▶ _Goal_:
Leave out every picture, then transcribe the rest of the listing exactly.

⁂

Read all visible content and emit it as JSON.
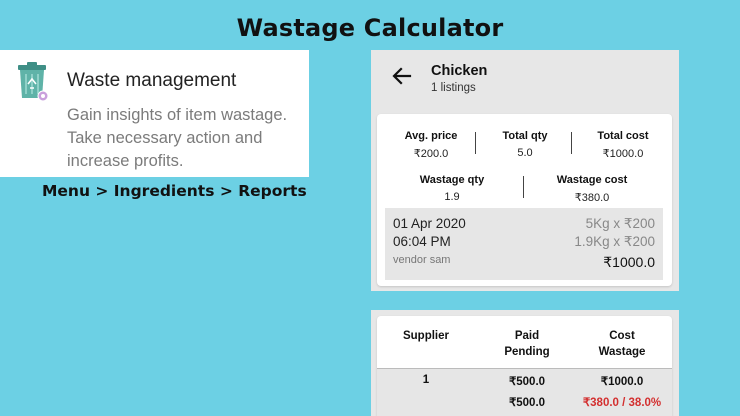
{
  "page_title": "Wastage Calculator",
  "info": {
    "heading": "Waste management",
    "body": "Gain insights of item wastage. Take necessary action and increase profits."
  },
  "breadcrumb": "Menu > Ingredients > Reports",
  "detail": {
    "title": "Chicken",
    "subtitle": "1 listings",
    "stats": {
      "avg_price_label": "Avg. price",
      "avg_price": "₹200.0",
      "total_qty_label": "Total qty",
      "total_qty": "5.0",
      "total_cost_label": "Total cost",
      "total_cost": "₹1000.0",
      "wastage_qty_label": "Wastage qty",
      "wastage_qty": "1.9",
      "wastage_cost_label": "Wastage cost",
      "wastage_cost": "₹380.0"
    },
    "entry": {
      "date": "01 Apr 2020",
      "time": "06:04 PM",
      "vendor": "vendor sam",
      "qty_line": "5Kg x ₹200",
      "waste_line": "1.9Kg x ₹200",
      "total": "₹1000.0"
    }
  },
  "table": {
    "headers": {
      "supplier": "Supplier",
      "paid": "Paid",
      "pending": "Pending",
      "cost": "Cost",
      "wastage": "Wastage"
    },
    "row": {
      "supplier": "1",
      "paid": "₹500.0",
      "pending": "₹500.0",
      "cost": "₹1000.0",
      "wastage": "₹380.0 / 38.0%"
    }
  },
  "colors": {
    "background": "#6cd0e4",
    "wastage_red": "#d32f2f",
    "bin_teal": "#5fb3a8"
  },
  "icons": {
    "info": "recycle-bin-icon",
    "back": "back-arrow-icon"
  }
}
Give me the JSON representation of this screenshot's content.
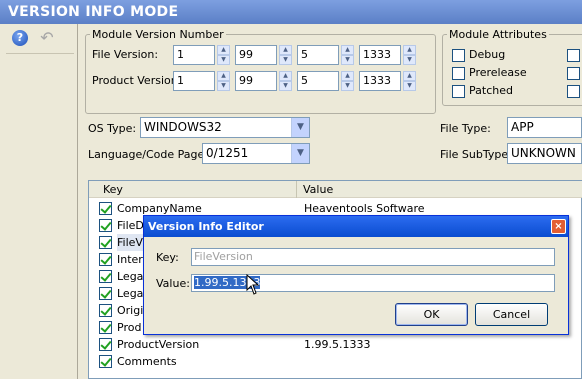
{
  "window": {
    "title": "VERSION INFO MODE"
  },
  "toolbar": {
    "help_icon": "help-icon",
    "undo_icon": "undo-icon"
  },
  "module_version": {
    "legend": "Module Version Number",
    "file_version_label": "File Version:",
    "product_version_label": "Product Version:",
    "file_version": [
      "1",
      "99",
      "5",
      "1333"
    ],
    "product_version": [
      "1",
      "99",
      "5",
      "1333"
    ]
  },
  "module_attributes": {
    "legend": "Module Attributes",
    "items": [
      "Debug",
      "Prerelease",
      "Patched"
    ]
  },
  "os_type": {
    "label": "OS Type:",
    "value": "WINDOWS32"
  },
  "language": {
    "label": "Language/Code Page:",
    "value": "0/1251"
  },
  "file_type": {
    "label": "File Type:",
    "value": "APP"
  },
  "file_subtype": {
    "label": "File SubType:",
    "value": "UNKNOWN"
  },
  "list": {
    "columns": [
      "Key",
      "Value"
    ],
    "rows": [
      {
        "key": "CompanyName",
        "value": "Heaventools Software"
      },
      {
        "key": "FileD",
        "value": ""
      },
      {
        "key": "FileV",
        "value": ""
      },
      {
        "key": "Intern",
        "value": ""
      },
      {
        "key": "Lega",
        "value": ""
      },
      {
        "key": "Lega",
        "value": ""
      },
      {
        "key": "Origi",
        "value": ""
      },
      {
        "key": "Prod",
        "value": ""
      },
      {
        "key": "ProductVersion",
        "value": "1.99.5.1333"
      },
      {
        "key": "Comments",
        "value": ""
      }
    ]
  },
  "dialog": {
    "title": "Version Info Editor",
    "key_label": "Key:",
    "key_value": "FileVersion",
    "value_label": "Value:",
    "value_value": "1.99.5.1333",
    "ok": "OK",
    "cancel": "Cancel",
    "close": "×"
  }
}
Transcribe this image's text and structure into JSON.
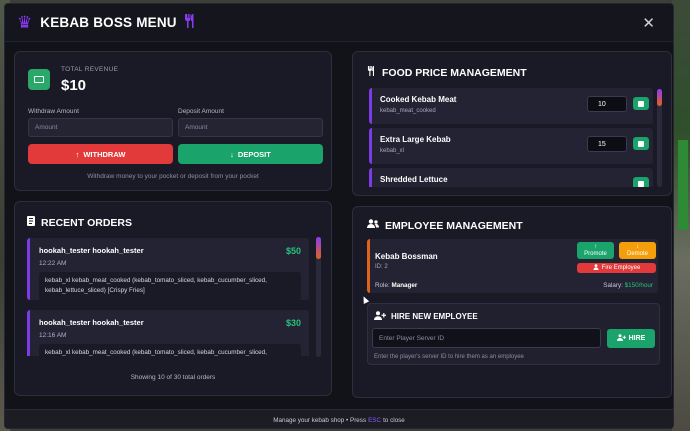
{
  "header": {
    "title": "KEBAB BOSS MENU",
    "crown_icon": "crown-icon",
    "utensils_icon": "utensils-icon",
    "close_label": "✕"
  },
  "revenue": {
    "label": "TOTAL REVENUE",
    "value": "$10",
    "withdraw_label": "Withdraw Amount",
    "withdraw_placeholder": "Amount",
    "deposit_label": "Deposit Amount",
    "deposit_placeholder": "Amount",
    "withdraw_button": "WITHDRAW",
    "deposit_button": "DEPOSIT",
    "hint": "Withdraw money to your pocket or deposit from your pocket"
  },
  "orders": {
    "title": "RECENT ORDERS",
    "items": [
      {
        "customer": "hookah_tester hookah_tester",
        "time": "12:22 AM",
        "price": "$50",
        "items": "kebab_xl kebab_meat_cooked (kebab_tomato_sliced, kebab_cucumber_sliced, kebab_lettuce_sliced) [Crispy Fries]"
      },
      {
        "customer": "hookah_tester hookah_tester",
        "time": "12:16 AM",
        "price": "$30",
        "items": "kebab_xl kebab_meat_cooked (kebab_tomato_sliced, kebab_cucumber_sliced,"
      }
    ],
    "footer": "Showing 10 of 30 total orders"
  },
  "food": {
    "title": "FOOD PRICE MANAGEMENT",
    "items": [
      {
        "name": "Cooked Kebab Meat",
        "id": "kebab_meat_cooked",
        "price": "10"
      },
      {
        "name": "Extra Large Kebab",
        "id": "kebab_xl",
        "price": "15"
      },
      {
        "name": "Shredded Lettuce",
        "id": "",
        "price": ""
      }
    ]
  },
  "employee": {
    "title": "EMPLOYEE MANAGEMENT",
    "card": {
      "name": "Kebab Bossman",
      "id": "ID: 2",
      "role_label": "Role:",
      "role": "Manager",
      "salary_label": "Salary:",
      "salary": "$150/hour",
      "promote": "Promote",
      "demote": "Demote",
      "fire": "Fire Employee"
    },
    "hire": {
      "title": "HIRE NEW EMPLOYEE",
      "placeholder": "Enter Player Server ID",
      "button": "HIRE",
      "hint": "Enter the player's server ID to hire them as an employee"
    }
  },
  "footer": {
    "text_before": "Manage your kebab shop • Press",
    "key": "ESC",
    "text_after": "to close"
  },
  "colors": {
    "accent": "#8b3bf5",
    "green": "#1aa36b",
    "red": "#e23a3a",
    "orange": "#f59e0b"
  }
}
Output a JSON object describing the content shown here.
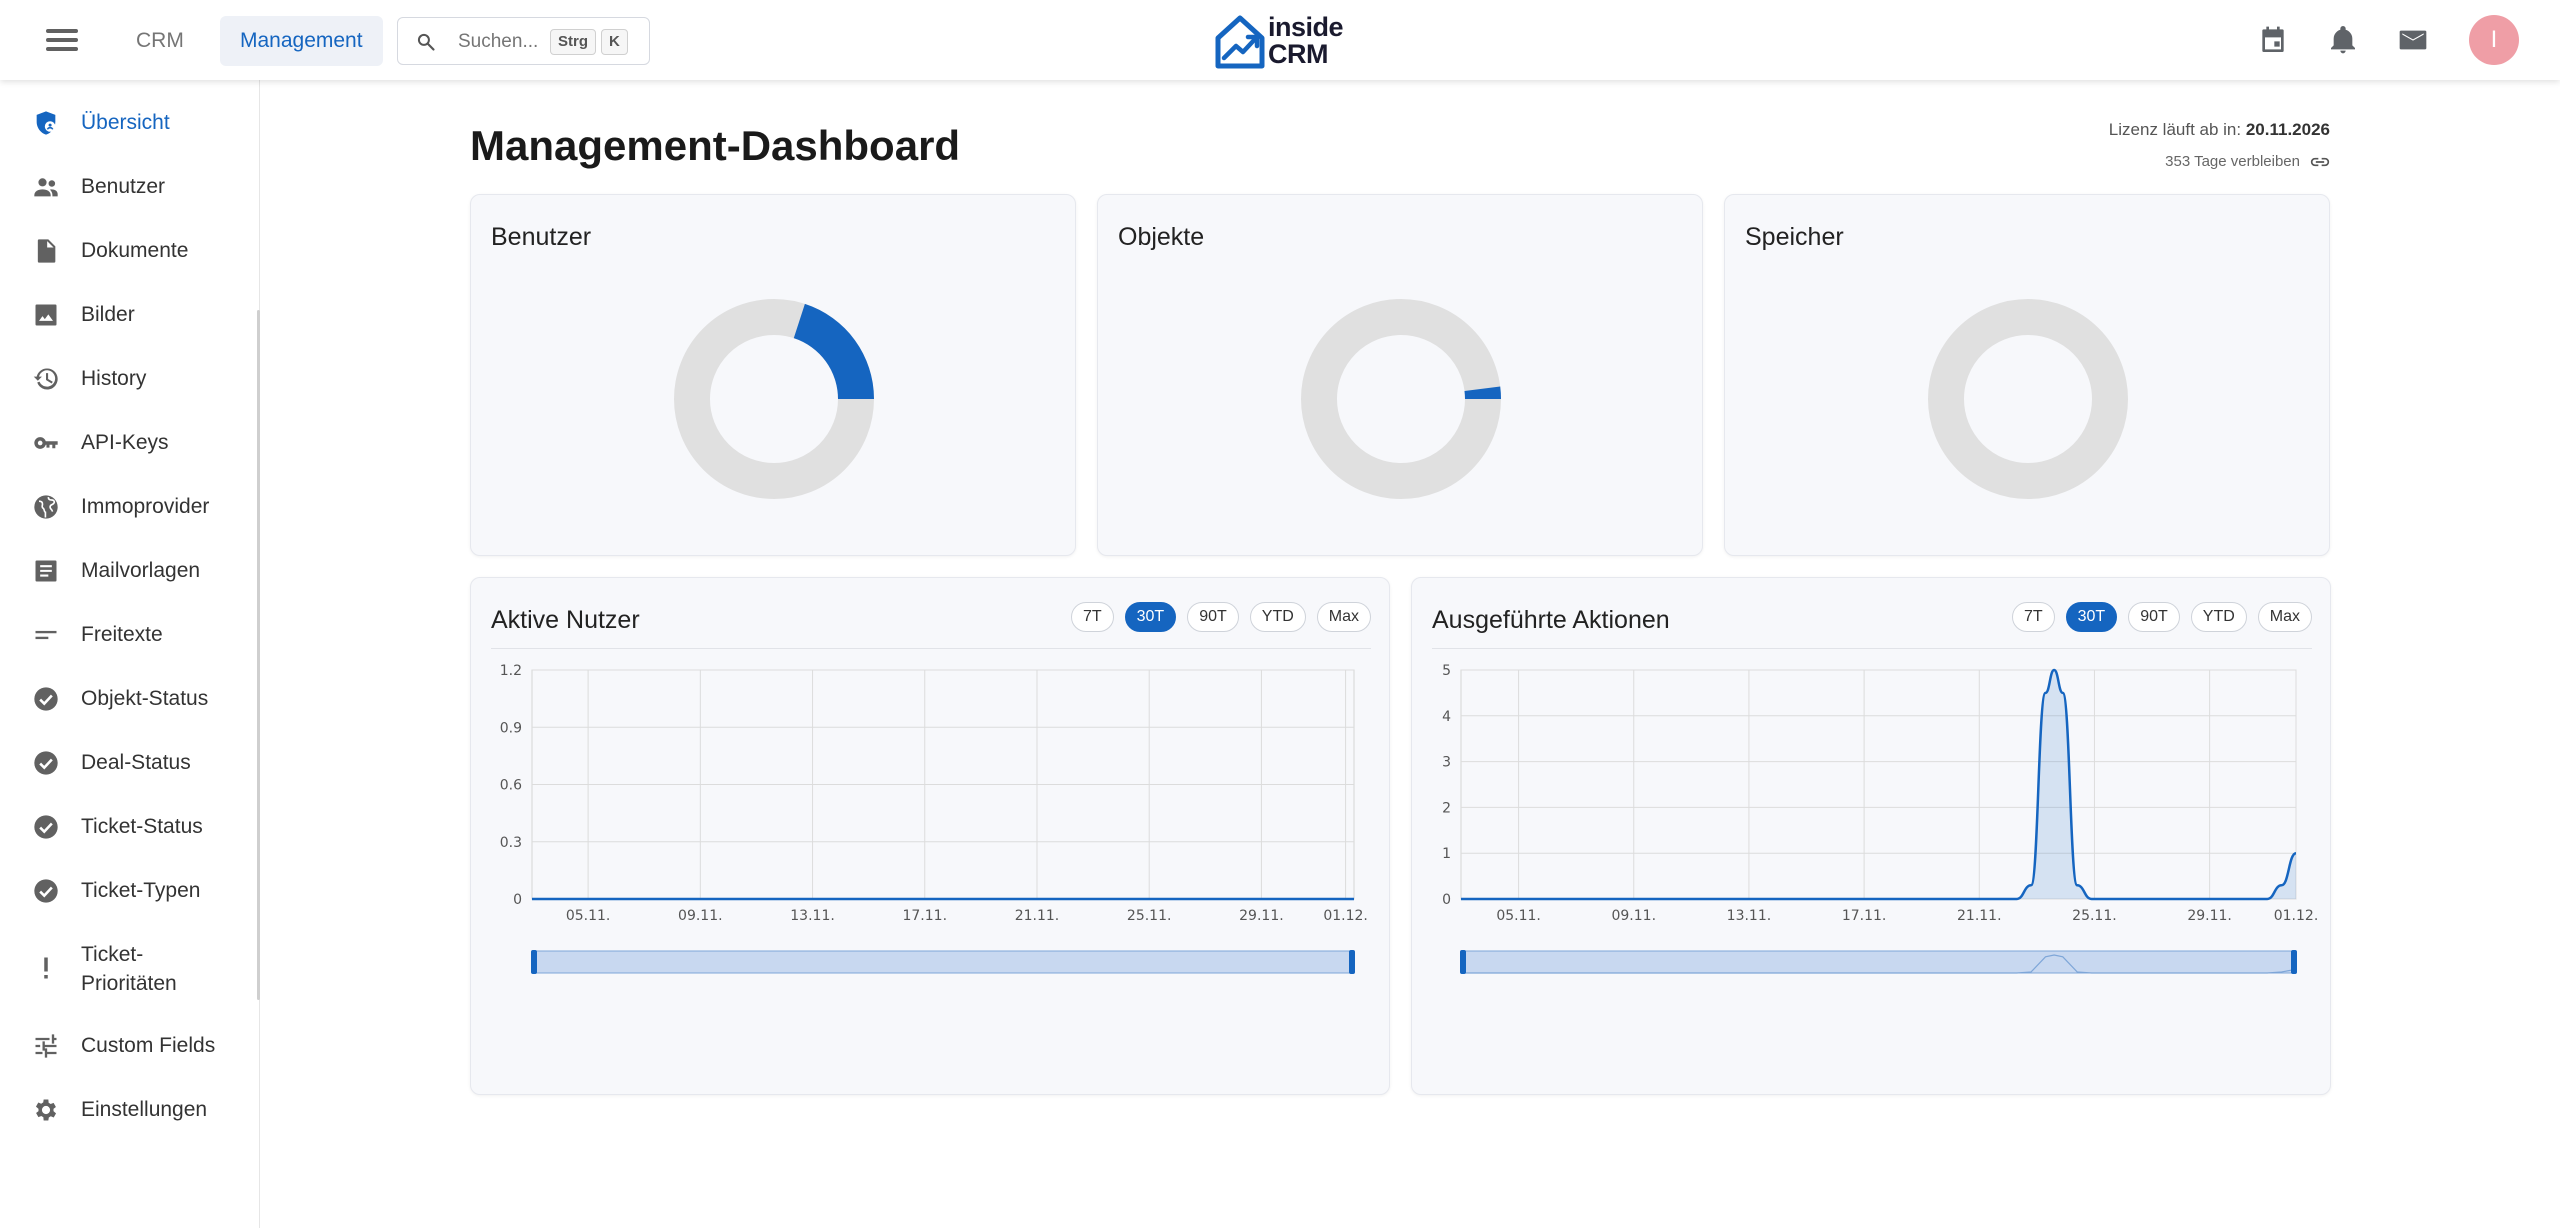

⁂

▶ _Response to the exercise_:
Read all visible content and emit it as JSON.
{
  "page_title": "Wastage Calculator",
  "info": {
    "heading": "Waste management",
    "body": "Gain insights of item wastage. Take necessary action and increase profits."
  },
  "breadcrumb": "Menu > Ingredients > Reports",
  "detail": {
    "title": "Chicken",
    "subtitle": "1 listings",
    "stats": {
      "avg_price_label": "Avg. price",
      "avg_price": "₹200.0",
      "total_qty_label": "Total qty",
      "total_qty": "5.0",
      "total_cost_label": "Total cost",
      "total_cost": "₹1000.0",
      "wastage_qty_label": "Wastage qty",
      "wastage_qty": "1.9",
      "wastage_cost_label": "Wastage cost",
      "wastage_cost": "₹380.0"
    },
    "entry": {
      "date": "01 Apr 2020",
      "time": "06:04 PM",
      "vendor": "vendor sam",
      "qty_line": "5Kg x ₹200",
      "waste_line": "1.9Kg x ₹200",
      "total": "₹1000.0"
    }
  },
  "table": {
    "headers": {
      "supplier": "Supplier",
      "paid": "Paid",
      "pending": "Pending",
      "cost": "Cost",
      "wastage": "Wastage"
    },
    "row": {
      "supplier": "1",
      "paid": "₹500.0",
      "pending": "₹500.0",
      "cost": "₹1000.0",
      "wastage": "₹380.0 / 38.0%"
    }
  },
  "colors": {
    "background": "#6cd0e4",
    "wastage_red": "#d32f2f",
    "bin_teal": "#5fb3a8"
  },
  "icons": {
    "info": "recycle-bin-icon",
    "back": "back-arrow-icon"
  }
}
Give me the JSON representation of this screenshot's content.
{
  "window": {
    "title": "VERSION INFO MODE"
  },
  "toolbar": {
    "help_icon": "help-icon",
    "undo_icon": "undo-icon"
  },
  "module_version": {
    "legend": "Module Version Number",
    "file_version_label": "File Version:",
    "product_version_label": "Product Version:",
    "file_version": [
      "1",
      "99",
      "5",
      "1333"
    ],
    "product_version": [
      "1",
      "99",
      "5",
      "1333"
    ]
  },
  "module_attributes": {
    "legend": "Module Attributes",
    "items": [
      "Debug",
      "Prerelease",
      "Patched"
    ]
  },
  "os_type": {
    "label": "OS Type:",
    "value": "WINDOWS32"
  },
  "language": {
    "label": "Language/Code Page:",
    "value": "0/1251"
  },
  "file_type": {
    "label": "File Type:",
    "value": "APP"
  },
  "file_subtype": {
    "label": "File SubType:",
    "value": "UNKNOWN"
  },
  "list": {
    "columns": [
      "Key",
      "Value"
    ],
    "rows": [
      {
        "key": "CompanyName",
        "value": "Heaventools Software"
      },
      {
        "key": "FileD",
        "value": ""
      },
      {
        "key": "FileV",
        "value": ""
      },
      {
        "key": "Intern",
        "value": ""
      },
      {
        "key": "Lega",
        "value": ""
      },
      {
        "key": "Lega",
        "value": ""
      },
      {
        "key": "Origi",
        "value": ""
      },
      {
        "key": "Prod",
        "value": ""
      },
      {
        "key": "ProductVersion",
        "value": "1.99.5.1333"
      },
      {
        "key": "Comments",
        "value": ""
      }
    ]
  },
  "dialog": {
    "title": "Version Info Editor",
    "key_label": "Key:",
    "key_value": "FileVersion",
    "value_label": "Value:",
    "value_value": "1.99.5.1333",
    "ok": "OK",
    "cancel": "Cancel",
    "close": "×"
  }
}
Transcribe this image's text and structure into JSON.
{
  "header": {
    "title": "KEBAB BOSS MENU",
    "crown_icon": "crown-icon",
    "utensils_icon": "utensils-icon",
    "close_label": "✕"
  },
  "revenue": {
    "label": "TOTAL REVENUE",
    "value": "$10",
    "withdraw_label": "Withdraw Amount",
    "withdraw_placeholder": "Amount",
    "deposit_label": "Deposit Amount",
    "deposit_placeholder": "Amount",
    "withdraw_button": "WITHDRAW",
    "deposit_button": "DEPOSIT",
    "hint": "Withdraw money to your pocket or deposit from your pocket"
  },
  "orders": {
    "title": "RECENT ORDERS",
    "items": [
      {
        "customer": "hookah_tester hookah_tester",
        "time": "12:22 AM",
        "price": "$50",
        "items": "kebab_xl kebab_meat_cooked (kebab_tomato_sliced, kebab_cucumber_sliced, kebab_lettuce_sliced) [Crispy Fries]"
      },
      {
        "customer": "hookah_tester hookah_tester",
        "time": "12:16 AM",
        "price": "$30",
        "items": "kebab_xl kebab_meat_cooked (kebab_tomato_sliced, kebab_cucumber_sliced,"
      }
    ],
    "footer": "Showing 10 of 30 total orders"
  },
  "food": {
    "title": "FOOD PRICE MANAGEMENT",
    "items": [
      {
        "name": "Cooked Kebab Meat",
        "id": "kebab_meat_cooked",
        "price": "10"
      },
      {
        "name": "Extra Large Kebab",
        "id": "kebab_xl",
        "price": "15"
      },
      {
        "name": "Shredded Lettuce",
        "id": "",
        "price": ""
      }
    ]
  },
  "employee": {
    "title": "EMPLOYEE MANAGEMENT",
    "card": {
      "name": "Kebab Bossman",
      "id": "ID: 2",
      "role_label": "Role:",
      "role": "Manager",
      "salary_label": "Salary:",
      "salary": "$150/hour",
      "promote": "Promote",
      "demote": "Demote",
      "fire": "Fire Employee"
    },
    "hire": {
      "title": "HIRE NEW EMPLOYEE",
      "placeholder": "Enter Player Server ID",
      "button": "HIRE",
      "hint": "Enter the player's server ID to hire them as an employee"
    }
  },
  "footer": {
    "text_before": "Manage your kebab shop • Press",
    "key": "ESC",
    "text_after": "to close"
  },
  "colors": {
    "accent": "#8b3bf5",
    "green": "#1aa36b",
    "red": "#e23a3a",
    "orange": "#f59e0b"
  }
}
Output a JSON object describing the content shown here.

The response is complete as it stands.